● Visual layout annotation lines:
* * * * * * *
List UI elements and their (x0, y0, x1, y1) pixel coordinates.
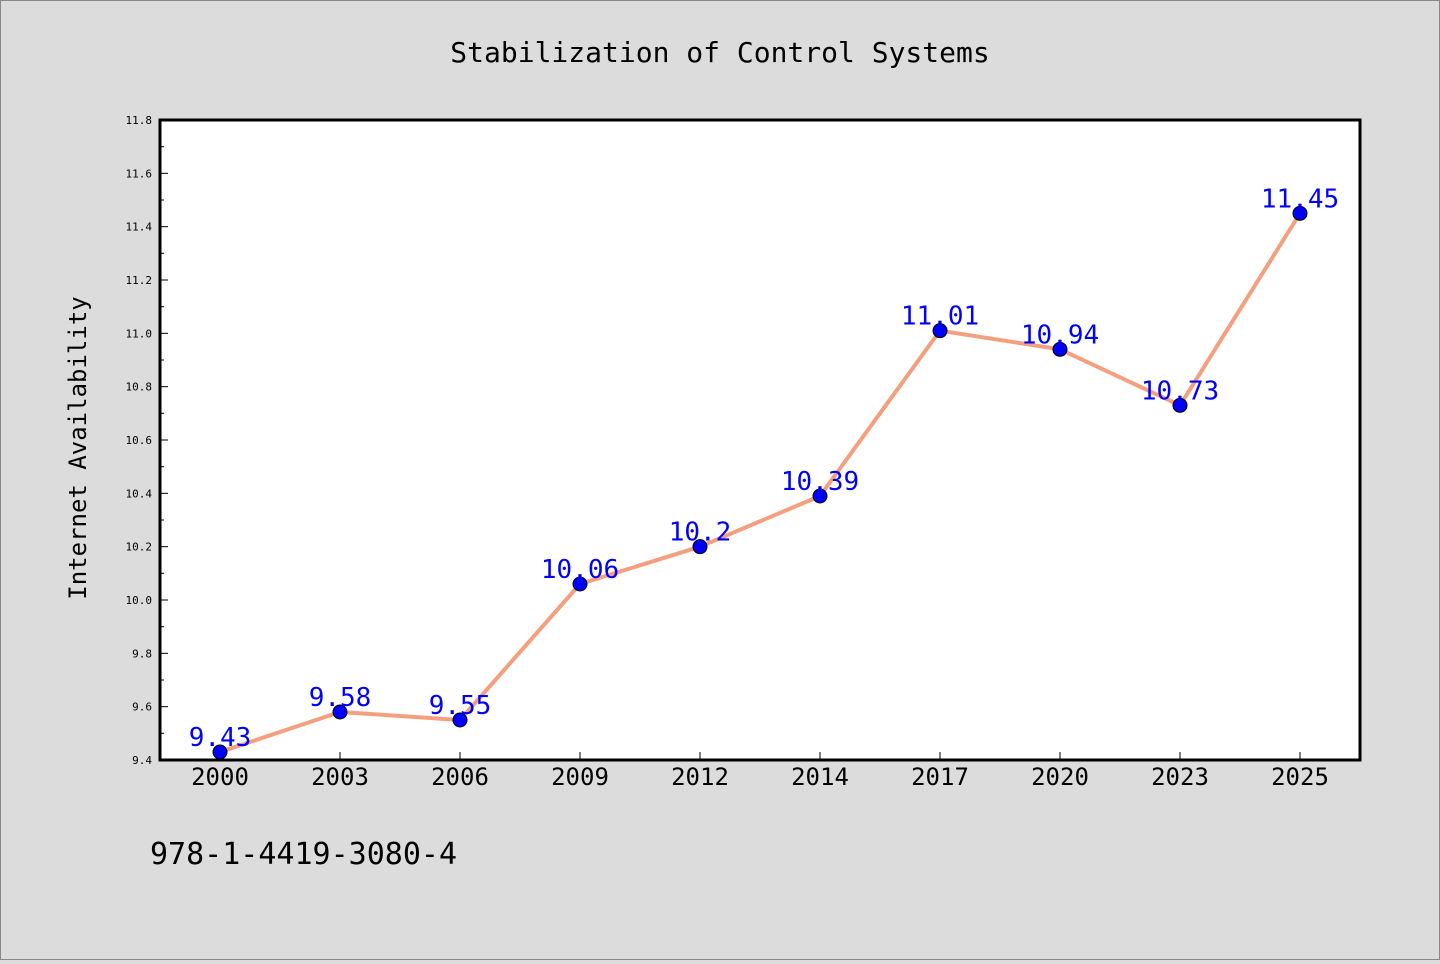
data-point (812, 488, 828, 504)
x-tick-label: 2012 (671, 763, 729, 791)
x-tick-label: 2017 (911, 763, 969, 791)
y-tick-label: 11.6 (126, 167, 153, 180)
data-label: 10.94 (1021, 320, 1099, 350)
footer-isbn: 978-1-4419-3080-4 (150, 837, 457, 872)
data-label: 11.01 (901, 302, 979, 332)
x-tick-label: 2009 (551, 763, 609, 791)
data-markers (212, 205, 1308, 760)
x-tick-label: 2006 (431, 763, 489, 791)
data-label: 10.73 (1141, 376, 1219, 406)
x-tick-label: 2020 (1031, 763, 1089, 791)
data-labels: 9.43 9.58 9.55 10.06 10.2 10.39 11.01 10.94 10.7… (189, 184, 1339, 753)
x-tick-label: 2000 (191, 763, 249, 791)
y-axis: 9.4 9.6 9.8 10.0 10.2 10.4 10.6 10.8 11.0 11.2 11.… (126, 114, 168, 767)
data-label: 11.45 (1261, 184, 1339, 214)
data-point (1172, 397, 1188, 413)
data-label: 9.55 (429, 691, 492, 721)
data-point (332, 704, 348, 720)
x-tick-label: 2025 (1271, 763, 1329, 791)
plot-area (158, 118, 1362, 762)
data-point (212, 744, 228, 760)
y-tick-label: 10.2 (126, 541, 153, 554)
x-axis: 2000 2003 2006 2009 2012 2014 2017 2020 2023 2025 (191, 752, 1329, 791)
y-axis-label: Internet Availability (64, 296, 92, 599)
series-line (219, 212, 1302, 754)
data-point (572, 576, 588, 592)
y-tick-label: 11.4 (126, 221, 153, 234)
data-point (1292, 205, 1308, 221)
x-tick-label: 2014 (791, 763, 849, 791)
y-tick-label: 11.2 (126, 274, 153, 287)
data-point (692, 539, 708, 555)
y-tick-label: 9.6 (132, 701, 152, 714)
data-label: 9.43 (189, 723, 252, 753)
y-tick-label: 9.4 (132, 754, 152, 767)
data-label: 10.39 (781, 467, 859, 497)
chart-title: Stabilization of Control Systems (450, 36, 989, 69)
y-tick-label: 10.4 (126, 487, 153, 500)
y-tick-label: 10.8 (126, 381, 153, 394)
x-tick-label: 2003 (311, 763, 369, 791)
data-label: 10.2 (669, 518, 732, 548)
y-tick-label: 11.0 (126, 327, 153, 340)
data-point (932, 323, 948, 339)
data-label: 9.58 (309, 683, 372, 713)
x-tick-label: 2023 (1151, 763, 1209, 791)
y-tick-label: 10.0 (126, 594, 153, 607)
data-point (452, 712, 468, 728)
data-point (1052, 341, 1068, 357)
y-tick-label: 11.8 (126, 114, 153, 127)
y-tick-label: 10.6 (126, 434, 153, 447)
data-label: 10.06 (541, 555, 619, 585)
y-tick-label: 9.8 (132, 647, 152, 660)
* * * * * * *
● SET EXERCISE: Write out every line above character for character, but leave out the picture.

● RESULT OF THE EXERCISE:
List UI elements and their (x0, y0, x1, y1) pixel coordinates.
data-point (812, 488, 828, 504)
x-tick-label: 2012 (671, 763, 729, 791)
x-tick-label: 2017 (911, 763, 969, 791)
y-tick-label: 11.6 (126, 167, 153, 180)
data-label: 10.94 (1021, 320, 1099, 350)
footer-isbn: 978-1-4419-3080-4 (150, 837, 457, 872)
data-label: 11.01 (901, 302, 979, 332)
x-tick-label: 2009 (551, 763, 609, 791)
data-markers (212, 205, 1308, 760)
x-tick-label: 2006 (431, 763, 489, 791)
data-label: 10.73 (1141, 376, 1219, 406)
x-tick-label: 2020 (1031, 763, 1089, 791)
data-labels: 9.43 9.58 9.55 10.06 10.2 10.39 11.01 10.94 10.7… (189, 184, 1339, 753)
x-tick-label: 2000 (191, 763, 249, 791)
y-axis: 9.4 9.6 9.8 10.0 10.2 10.4 10.6 10.8 11.0 11.2 11.… (126, 114, 168, 767)
data-label: 11.45 (1261, 184, 1339, 214)
data-point (1172, 397, 1188, 413)
data-label: 9.55 (429, 691, 492, 721)
data-point (332, 704, 348, 720)
x-tick-label: 2025 (1271, 763, 1329, 791)
plot-area (158, 118, 1362, 762)
data-point (212, 744, 228, 760)
y-tick-label: 10.2 (126, 541, 153, 554)
x-axis: 2000 2003 2006 2009 2012 2014 2017 2020 2023 2025 (191, 752, 1329, 791)
y-axis-label: Internet Availability (64, 296, 92, 599)
series-line (219, 212, 1302, 754)
data-point (572, 576, 588, 592)
y-tick-label: 11.4 (126, 221, 153, 234)
data-point (1292, 205, 1308, 221)
x-tick-label: 2014 (791, 763, 849, 791)
y-tick-label: 11.2 (126, 274, 153, 287)
data-point (692, 539, 708, 555)
y-tick-label: 9.6 (132, 701, 152, 714)
data-label: 9.43 (189, 723, 252, 753)
y-tick-label: 9.4 (132, 754, 152, 767)
data-label: 10.39 (781, 467, 859, 497)
chart-title: Stabilization of Control Systems (450, 36, 989, 69)
y-tick-label: 10.4 (126, 487, 153, 500)
y-tick-label: 10.8 (126, 381, 153, 394)
x-tick-label: 2003 (311, 763, 369, 791)
data-label: 10.2 (669, 518, 732, 548)
y-tick-label: 11.0 (126, 327, 153, 340)
data-point (932, 323, 948, 339)
data-label: 9.58 (309, 683, 372, 713)
x-tick-label: 2023 (1151, 763, 1209, 791)
y-tick-label: 10.0 (126, 594, 153, 607)
data-point (452, 712, 468, 728)
data-point (1052, 341, 1068, 357)
y-tick-label: 11.8 (126, 114, 153, 127)
y-tick-label: 10.6 (126, 434, 153, 447)
data-label: 10.06 (541, 555, 619, 585)
y-tick-label: 9.8 (132, 647, 152, 660)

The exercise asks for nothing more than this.